**WORK INSTRUCTIONS**
Return only the number of lines in the records below where the string "Whole" shows up.

Stored data entries:

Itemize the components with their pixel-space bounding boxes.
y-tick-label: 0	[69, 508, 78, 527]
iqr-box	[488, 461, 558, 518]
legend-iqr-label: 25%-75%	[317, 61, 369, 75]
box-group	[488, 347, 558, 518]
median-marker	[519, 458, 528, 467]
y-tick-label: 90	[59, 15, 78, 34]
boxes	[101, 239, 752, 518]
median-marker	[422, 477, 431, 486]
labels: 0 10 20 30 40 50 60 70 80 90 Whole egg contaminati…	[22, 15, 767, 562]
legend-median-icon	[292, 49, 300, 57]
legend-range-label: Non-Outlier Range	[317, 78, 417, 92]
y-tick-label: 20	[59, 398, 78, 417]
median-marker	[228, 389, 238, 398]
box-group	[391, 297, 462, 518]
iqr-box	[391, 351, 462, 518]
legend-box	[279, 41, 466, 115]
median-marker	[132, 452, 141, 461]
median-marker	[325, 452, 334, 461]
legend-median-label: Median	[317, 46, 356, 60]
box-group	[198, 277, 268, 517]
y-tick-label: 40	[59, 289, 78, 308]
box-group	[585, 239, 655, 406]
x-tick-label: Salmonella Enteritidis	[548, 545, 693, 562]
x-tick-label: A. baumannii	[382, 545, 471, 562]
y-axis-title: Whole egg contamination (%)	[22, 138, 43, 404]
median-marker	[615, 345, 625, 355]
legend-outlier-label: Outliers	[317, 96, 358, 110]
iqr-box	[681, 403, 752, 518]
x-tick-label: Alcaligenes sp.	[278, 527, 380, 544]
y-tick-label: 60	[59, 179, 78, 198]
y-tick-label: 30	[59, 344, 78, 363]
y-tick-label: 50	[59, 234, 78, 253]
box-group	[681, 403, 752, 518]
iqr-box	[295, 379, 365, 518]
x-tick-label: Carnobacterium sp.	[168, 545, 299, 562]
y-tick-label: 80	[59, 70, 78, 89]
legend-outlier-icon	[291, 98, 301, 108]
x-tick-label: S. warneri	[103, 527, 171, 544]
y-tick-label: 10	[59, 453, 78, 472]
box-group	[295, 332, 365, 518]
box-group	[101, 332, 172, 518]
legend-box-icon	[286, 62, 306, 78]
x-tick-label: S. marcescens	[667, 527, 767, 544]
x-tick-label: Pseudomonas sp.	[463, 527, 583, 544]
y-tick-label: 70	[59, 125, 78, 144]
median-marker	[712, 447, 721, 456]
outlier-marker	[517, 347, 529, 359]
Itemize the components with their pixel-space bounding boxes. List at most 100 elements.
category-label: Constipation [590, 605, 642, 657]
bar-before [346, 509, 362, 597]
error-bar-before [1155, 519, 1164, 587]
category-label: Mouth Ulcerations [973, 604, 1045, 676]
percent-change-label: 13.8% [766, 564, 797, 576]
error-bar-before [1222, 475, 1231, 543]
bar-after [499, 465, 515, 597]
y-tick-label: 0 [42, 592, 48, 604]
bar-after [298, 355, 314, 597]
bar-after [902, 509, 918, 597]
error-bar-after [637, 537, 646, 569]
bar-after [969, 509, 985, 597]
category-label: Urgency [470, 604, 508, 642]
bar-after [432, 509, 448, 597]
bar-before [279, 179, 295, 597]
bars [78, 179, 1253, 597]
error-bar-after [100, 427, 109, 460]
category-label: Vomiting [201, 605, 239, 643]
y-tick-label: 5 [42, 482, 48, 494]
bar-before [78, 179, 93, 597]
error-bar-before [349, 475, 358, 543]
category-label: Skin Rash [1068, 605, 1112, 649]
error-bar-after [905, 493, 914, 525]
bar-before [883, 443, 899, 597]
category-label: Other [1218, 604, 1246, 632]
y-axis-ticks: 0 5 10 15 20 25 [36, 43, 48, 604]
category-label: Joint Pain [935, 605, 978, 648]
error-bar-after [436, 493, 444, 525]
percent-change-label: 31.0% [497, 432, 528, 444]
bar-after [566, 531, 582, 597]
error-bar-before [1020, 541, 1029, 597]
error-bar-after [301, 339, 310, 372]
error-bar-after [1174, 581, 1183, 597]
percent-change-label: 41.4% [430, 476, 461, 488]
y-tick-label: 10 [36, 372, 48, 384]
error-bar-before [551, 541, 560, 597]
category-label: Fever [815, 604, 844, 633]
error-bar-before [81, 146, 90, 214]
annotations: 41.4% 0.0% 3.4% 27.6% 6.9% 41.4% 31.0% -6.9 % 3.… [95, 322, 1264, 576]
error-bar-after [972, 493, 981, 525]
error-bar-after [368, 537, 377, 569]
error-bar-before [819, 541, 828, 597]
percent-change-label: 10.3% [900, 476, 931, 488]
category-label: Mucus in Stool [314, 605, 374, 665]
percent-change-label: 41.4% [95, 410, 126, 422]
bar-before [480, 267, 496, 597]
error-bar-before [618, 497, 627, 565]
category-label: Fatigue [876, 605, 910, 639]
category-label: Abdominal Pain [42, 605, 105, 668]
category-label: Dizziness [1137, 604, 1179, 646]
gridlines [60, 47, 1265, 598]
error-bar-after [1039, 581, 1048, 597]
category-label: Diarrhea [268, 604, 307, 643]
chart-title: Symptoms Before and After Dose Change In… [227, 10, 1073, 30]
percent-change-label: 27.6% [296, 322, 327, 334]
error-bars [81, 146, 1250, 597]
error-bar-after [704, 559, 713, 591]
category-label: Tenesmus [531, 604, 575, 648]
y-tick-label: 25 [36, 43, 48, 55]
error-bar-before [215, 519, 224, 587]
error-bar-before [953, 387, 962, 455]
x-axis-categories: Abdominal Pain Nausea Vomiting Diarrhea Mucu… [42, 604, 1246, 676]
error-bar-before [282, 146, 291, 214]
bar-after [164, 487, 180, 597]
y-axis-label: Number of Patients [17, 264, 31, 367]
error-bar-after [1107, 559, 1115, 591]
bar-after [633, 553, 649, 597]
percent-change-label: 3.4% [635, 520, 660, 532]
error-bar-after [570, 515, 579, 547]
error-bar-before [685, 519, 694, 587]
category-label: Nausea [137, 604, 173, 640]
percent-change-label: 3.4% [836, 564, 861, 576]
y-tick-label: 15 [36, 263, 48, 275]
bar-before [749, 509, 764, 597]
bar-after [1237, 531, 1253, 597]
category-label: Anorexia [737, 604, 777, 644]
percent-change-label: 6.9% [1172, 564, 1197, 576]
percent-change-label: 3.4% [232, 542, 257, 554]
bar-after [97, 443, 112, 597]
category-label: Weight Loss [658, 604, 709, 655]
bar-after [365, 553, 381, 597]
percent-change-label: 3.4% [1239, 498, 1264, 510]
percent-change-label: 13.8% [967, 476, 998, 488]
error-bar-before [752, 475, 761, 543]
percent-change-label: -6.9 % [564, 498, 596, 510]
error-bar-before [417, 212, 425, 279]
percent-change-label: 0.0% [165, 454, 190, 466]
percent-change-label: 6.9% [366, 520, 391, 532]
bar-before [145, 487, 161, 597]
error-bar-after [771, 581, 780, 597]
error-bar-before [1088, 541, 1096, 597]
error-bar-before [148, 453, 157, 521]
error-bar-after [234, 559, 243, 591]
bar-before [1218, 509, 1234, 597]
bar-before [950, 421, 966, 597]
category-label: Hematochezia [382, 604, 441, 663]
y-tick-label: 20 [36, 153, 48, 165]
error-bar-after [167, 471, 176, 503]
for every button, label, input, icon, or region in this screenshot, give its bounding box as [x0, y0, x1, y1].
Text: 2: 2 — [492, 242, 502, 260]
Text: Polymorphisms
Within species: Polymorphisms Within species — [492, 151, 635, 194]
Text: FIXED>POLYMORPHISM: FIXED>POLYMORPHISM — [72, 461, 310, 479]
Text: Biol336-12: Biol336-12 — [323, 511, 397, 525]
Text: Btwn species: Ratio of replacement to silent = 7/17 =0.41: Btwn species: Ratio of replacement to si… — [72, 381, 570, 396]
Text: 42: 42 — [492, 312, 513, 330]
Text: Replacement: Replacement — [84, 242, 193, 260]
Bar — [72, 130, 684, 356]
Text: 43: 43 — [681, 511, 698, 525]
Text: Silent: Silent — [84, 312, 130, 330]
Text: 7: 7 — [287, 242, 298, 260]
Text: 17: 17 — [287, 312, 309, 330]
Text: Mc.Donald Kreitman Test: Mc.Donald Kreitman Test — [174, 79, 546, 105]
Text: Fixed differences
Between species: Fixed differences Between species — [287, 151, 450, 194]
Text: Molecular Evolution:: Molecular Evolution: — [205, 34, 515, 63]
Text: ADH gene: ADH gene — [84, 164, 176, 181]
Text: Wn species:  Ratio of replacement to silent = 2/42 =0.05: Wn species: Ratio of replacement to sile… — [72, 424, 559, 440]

**WRITTEN RESPONSE**
2